## About this exercise
Your answer should be every line of the records that contains the word "Mast".

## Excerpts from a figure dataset
■ ■ ■ ■
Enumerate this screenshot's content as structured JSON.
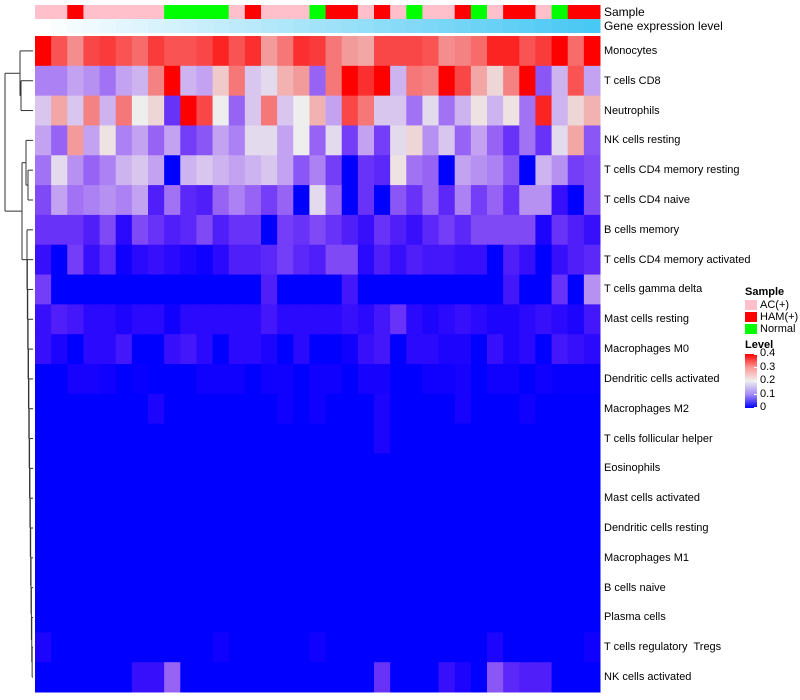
{
  "chart_data": {
    "type": "heatmap",
    "title": "",
    "annotation_labels": {
      "sample": "Sample",
      "gene_expression": "Gene expression level"
    },
    "rows": [
      "Monocytes",
      "T cells CD8",
      "Neutrophils",
      "NK cells resting",
      "T cells CD4 memory resting",
      "T cells CD4 naive",
      "B cells memory",
      "T cells CD4 memory activated",
      "T cells gamma delta",
      "Mast cells resting",
      "Macrophages M0",
      "Dendritic cells activated",
      "Macrophages M2",
      "T cells follicular helper",
      "Eosinophils",
      "Mast cells activated",
      "Dendritic cells resting",
      "Macrophages M1",
      "B cells naive",
      "Plasma cells",
      "T cells regulatory  Tregs",
      "NK cells activated"
    ],
    "column_samples": [
      "AC(+)",
      "AC(+)",
      "HAM(+)",
      "AC(+)",
      "AC(+)",
      "AC(+)",
      "AC(+)",
      "AC(+)",
      "Normal",
      "Normal",
      "Normal",
      "Normal",
      "AC(+)",
      "HAM(+)",
      "AC(+)",
      "AC(+)",
      "AC(+)",
      "Normal",
      "HAM(+)",
      "HAM(+)",
      "AC(+)",
      "HAM(+)",
      "AC(+)",
      "Normal",
      "AC(+)",
      "AC(+)",
      "HAM(+)",
      "Normal",
      "AC(+)",
      "HAM(+)",
      "HAM(+)",
      "AC(+)",
      "Normal",
      "HAM(+)",
      "HAM(+)"
    ],
    "values": [
      [
        0.4,
        0.33,
        0.28,
        0.34,
        0.35,
        0.33,
        0.31,
        0.35,
        0.33,
        0.33,
        0.34,
        0.37,
        0.33,
        0.36,
        0.27,
        0.3,
        0.36,
        0.35,
        0.3,
        0.27,
        0.26,
        0.34,
        0.34,
        0.34,
        0.33,
        0.28,
        0.29,
        0.31,
        0.37,
        0.37,
        0.33,
        0.35,
        0.4,
        0.31,
        0.4
      ],
      [
        0.14,
        0.14,
        0.16,
        0.15,
        0.13,
        0.16,
        0.17,
        0.29,
        0.4,
        0.17,
        0.16,
        0.23,
        0.3,
        0.18,
        0.19,
        0.25,
        0.27,
        0.12,
        0.3,
        0.4,
        0.36,
        0.4,
        0.17,
        0.3,
        0.29,
        0.4,
        0.34,
        0.26,
        0.22,
        0.29,
        0.4,
        0.11,
        0.17,
        0.33,
        0.16
      ],
      [
        0.18,
        0.26,
        0.18,
        0.29,
        0.17,
        0.3,
        0.2,
        0.22,
        0.08,
        0.4,
        0.34,
        0.2,
        0.12,
        0.18,
        0.3,
        0.18,
        0.2,
        0.25,
        0.16,
        0.34,
        0.3,
        0.18,
        0.18,
        0.13,
        0.19,
        0.13,
        0.17,
        0.21,
        0.17,
        0.21,
        0.13,
        0.37,
        0.17,
        0.22,
        0.25
      ],
      [
        0.16,
        0.12,
        0.27,
        0.16,
        0.21,
        0.14,
        0.16,
        0.12,
        0.16,
        0.09,
        0.11,
        0.16,
        0.14,
        0.19,
        0.19,
        0.16,
        0.2,
        0.12,
        0.19,
        0.09,
        0.16,
        0.09,
        0.19,
        0.22,
        0.15,
        0.18,
        0.12,
        0.16,
        0.12,
        0.08,
        0.13,
        0.08,
        0.19,
        0.26,
        0.11
      ],
      [
        0.13,
        0.19,
        0.15,
        0.12,
        0.14,
        0.17,
        0.18,
        0.16,
        0.0,
        0.17,
        0.18,
        0.17,
        0.16,
        0.17,
        0.18,
        0.16,
        0.11,
        0.14,
        0.09,
        0.0,
        0.08,
        0.07,
        0.21,
        0.13,
        0.12,
        0.0,
        0.16,
        0.15,
        0.14,
        0.11,
        0.0,
        0.17,
        0.15,
        0.09,
        0.1
      ],
      [
        0.1,
        0.16,
        0.13,
        0.14,
        0.15,
        0.14,
        0.16,
        0.06,
        0.13,
        0.07,
        0.06,
        0.12,
        0.14,
        0.12,
        0.09,
        0.12,
        0.0,
        0.19,
        0.12,
        0.0,
        0.08,
        0.0,
        0.11,
        0.08,
        0.12,
        0.07,
        0.14,
        0.09,
        0.12,
        0.08,
        0.15,
        0.15,
        0.04,
        0.0,
        0.1
      ],
      [
        0.08,
        0.08,
        0.08,
        0.06,
        0.1,
        0.03,
        0.1,
        0.08,
        0.06,
        0.07,
        0.1,
        0.06,
        0.08,
        0.08,
        0.0,
        0.09,
        0.08,
        0.1,
        0.08,
        0.06,
        0.04,
        0.08,
        0.06,
        0.04,
        0.07,
        0.09,
        0.07,
        0.1,
        0.1,
        0.1,
        0.1,
        0.02,
        0.08,
        0.06,
        0.04
      ],
      [
        0.04,
        0.0,
        0.09,
        0.04,
        0.07,
        0.01,
        0.03,
        0.04,
        0.03,
        0.02,
        0.01,
        0.03,
        0.06,
        0.06,
        0.07,
        0.09,
        0.07,
        0.06,
        0.1,
        0.1,
        0.03,
        0.06,
        0.04,
        0.06,
        0.05,
        0.05,
        0.04,
        0.04,
        0.0,
        0.06,
        0.04,
        0.0,
        0.04,
        0.06,
        0.07
      ],
      [
        0.09,
        0.0,
        0.0,
        0.0,
        0.0,
        0.0,
        0.0,
        0.0,
        0.0,
        0.0,
        0.0,
        0.0,
        0.0,
        0.0,
        0.06,
        0.0,
        0.0,
        0.0,
        0.0,
        0.05,
        0.0,
        0.0,
        0.0,
        0.0,
        0.0,
        0.0,
        0.0,
        0.0,
        0.0,
        0.05,
        0.0,
        0.0,
        0.08,
        0.0,
        0.15
      ],
      [
        0.04,
        0.06,
        0.05,
        0.03,
        0.03,
        0.02,
        0.03,
        0.03,
        0.01,
        0.03,
        0.03,
        0.03,
        0.03,
        0.03,
        0.05,
        0.03,
        0.03,
        0.03,
        0.03,
        0.04,
        0.03,
        0.05,
        0.08,
        0.03,
        0.02,
        0.03,
        0.04,
        0.03,
        0.02,
        0.02,
        0.03,
        0.04,
        0.03,
        0.02,
        0.05
      ],
      [
        0.04,
        0.02,
        0.0,
        0.03,
        0.03,
        0.05,
        0.0,
        0.0,
        0.04,
        0.05,
        0.03,
        0.0,
        0.03,
        0.03,
        0.02,
        0.0,
        0.03,
        0.0,
        0.0,
        0.01,
        0.04,
        0.05,
        0.0,
        0.03,
        0.03,
        0.02,
        0.02,
        0.0,
        0.04,
        0.02,
        0.03,
        0.0,
        0.05,
        0.04,
        0.03
      ],
      [
        0.0,
        0.0,
        0.015,
        0.015,
        0.01,
        0.0,
        0.005,
        0.0,
        0.0,
        0.0,
        0.01,
        0.01,
        0.01,
        0.0,
        0.01,
        0.01,
        0.0,
        0.01,
        0.01,
        0.0,
        0.015,
        0.015,
        0.0,
        0.0,
        0.01,
        0.01,
        0.015,
        0.0,
        0.01,
        0.01,
        0.0,
        0.01,
        0.005,
        0.005,
        0.005
      ],
      [
        0.0,
        0.0,
        0.0,
        0.0,
        0.0,
        0.0,
        0.0,
        0.02,
        0.0,
        0.0,
        0.0,
        0.0,
        0.0,
        0.0,
        0.0,
        0.01,
        0.0,
        0.01,
        0.0,
        0.0,
        0.0,
        0.02,
        0.0,
        0.0,
        0.0,
        0.0,
        0.015,
        0.0,
        0.0,
        0.0,
        0.01,
        0.0,
        0.0,
        0.0,
        0.0
      ],
      [
        0.0,
        0.0,
        0.0,
        0.0,
        0.0,
        0.0,
        0.0,
        0.0,
        0.0,
        0.0,
        0.0,
        0.0,
        0.0,
        0.0,
        0.0,
        0.0,
        0.0,
        0.0,
        0.0,
        0.0,
        0.0,
        0.02,
        0.0,
        0.0,
        0.0,
        0.0,
        0.0,
        0.0,
        0.0,
        0.0,
        0.0,
        0.0,
        0.0,
        0.0,
        0.0
      ],
      [
        0,
        0,
        0,
        0,
        0,
        0,
        0,
        0,
        0,
        0,
        0,
        0,
        0,
        0,
        0,
        0,
        0,
        0,
        0,
        0,
        0,
        0,
        0,
        0,
        0,
        0,
        0,
        0,
        0,
        0,
        0,
        0,
        0,
        0,
        0
      ],
      [
        0,
        0,
        0,
        0,
        0,
        0,
        0,
        0,
        0,
        0,
        0,
        0,
        0,
        0,
        0,
        0,
        0,
        0,
        0,
        0,
        0,
        0,
        0,
        0,
        0,
        0,
        0,
        0,
        0,
        0,
        0,
        0,
        0,
        0,
        0
      ],
      [
        0,
        0,
        0,
        0,
        0,
        0,
        0,
        0,
        0,
        0,
        0,
        0,
        0,
        0,
        0,
        0,
        0,
        0,
        0,
        0,
        0,
        0,
        0,
        0,
        0,
        0,
        0,
        0,
        0,
        0,
        0,
        0,
        0,
        0,
        0
      ],
      [
        0,
        0,
        0,
        0,
        0,
        0,
        0,
        0,
        0,
        0,
        0,
        0,
        0,
        0,
        0,
        0,
        0,
        0,
        0,
        0,
        0,
        0,
        0,
        0,
        0,
        0,
        0,
        0,
        0,
        0,
        0,
        0,
        0,
        0,
        0
      ],
      [
        0,
        0,
        0,
        0,
        0,
        0,
        0,
        0,
        0,
        0,
        0,
        0,
        0,
        0,
        0,
        0,
        0,
        0,
        0,
        0,
        0,
        0,
        0,
        0,
        0,
        0,
        0,
        0,
        0,
        0,
        0,
        0,
        0,
        0,
        0
      ],
      [
        0,
        0,
        0,
        0,
        0,
        0,
        0,
        0,
        0,
        0,
        0,
        0,
        0,
        0,
        0,
        0,
        0,
        0,
        0,
        0,
        0,
        0,
        0,
        0,
        0,
        0,
        0,
        0,
        0,
        0,
        0,
        0,
        0,
        0,
        0
      ],
      [
        0.02,
        0.0,
        0.0,
        0.0,
        0.0,
        0.0,
        0.0,
        0.0,
        0.0,
        0.0,
        0.0,
        0.01,
        0.0,
        0.0,
        0.0,
        0.0,
        0.0,
        0.01,
        0.0,
        0.0,
        0.0,
        0.0,
        0.0,
        0.0,
        0.0,
        0.0,
        0.0,
        0.0,
        0.02,
        0.0,
        0.0,
        0.0,
        0.0,
        0.0,
        0.01
      ],
      [
        0.0,
        0.0,
        0.0,
        0.0,
        0.0,
        0.0,
        0.04,
        0.04,
        0.12,
        0.0,
        0.0,
        0.0,
        0.0,
        0.0,
        0.0,
        0.0,
        0.0,
        0.0,
        0.0,
        0.0,
        0.0,
        0.08,
        0.0,
        0.0,
        0.0,
        0.04,
        0.02,
        0.0,
        0.11,
        0.07,
        0.06,
        0.06,
        0.0,
        0.0,
        0.0
      ]
    ],
    "color_range": [
      0,
      0.4
    ],
    "legend": {
      "sample_title": "Sample",
      "sample_items": [
        {
          "label": "AC(+)",
          "color": "#FFC0CB"
        },
        {
          "label": "HAM(+)",
          "color": "#FF0000"
        },
        {
          "label": "Normal",
          "color": "#00FF00"
        }
      ],
      "level_title": "Level",
      "level_ticks": [
        "0.4",
        "0.3",
        "0.2",
        "0.1",
        "0"
      ],
      "placement": "right"
    },
    "colors": {
      "low": "#0000FF",
      "mid": "#EEEEEE",
      "high": "#FF0000",
      "gene_low": "#FFFFFF",
      "gene_high": "#48C8F4"
    }
  }
}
■ ■ ■ ■
## Task result
      "Mast cells resting",
      "Mast cells activated",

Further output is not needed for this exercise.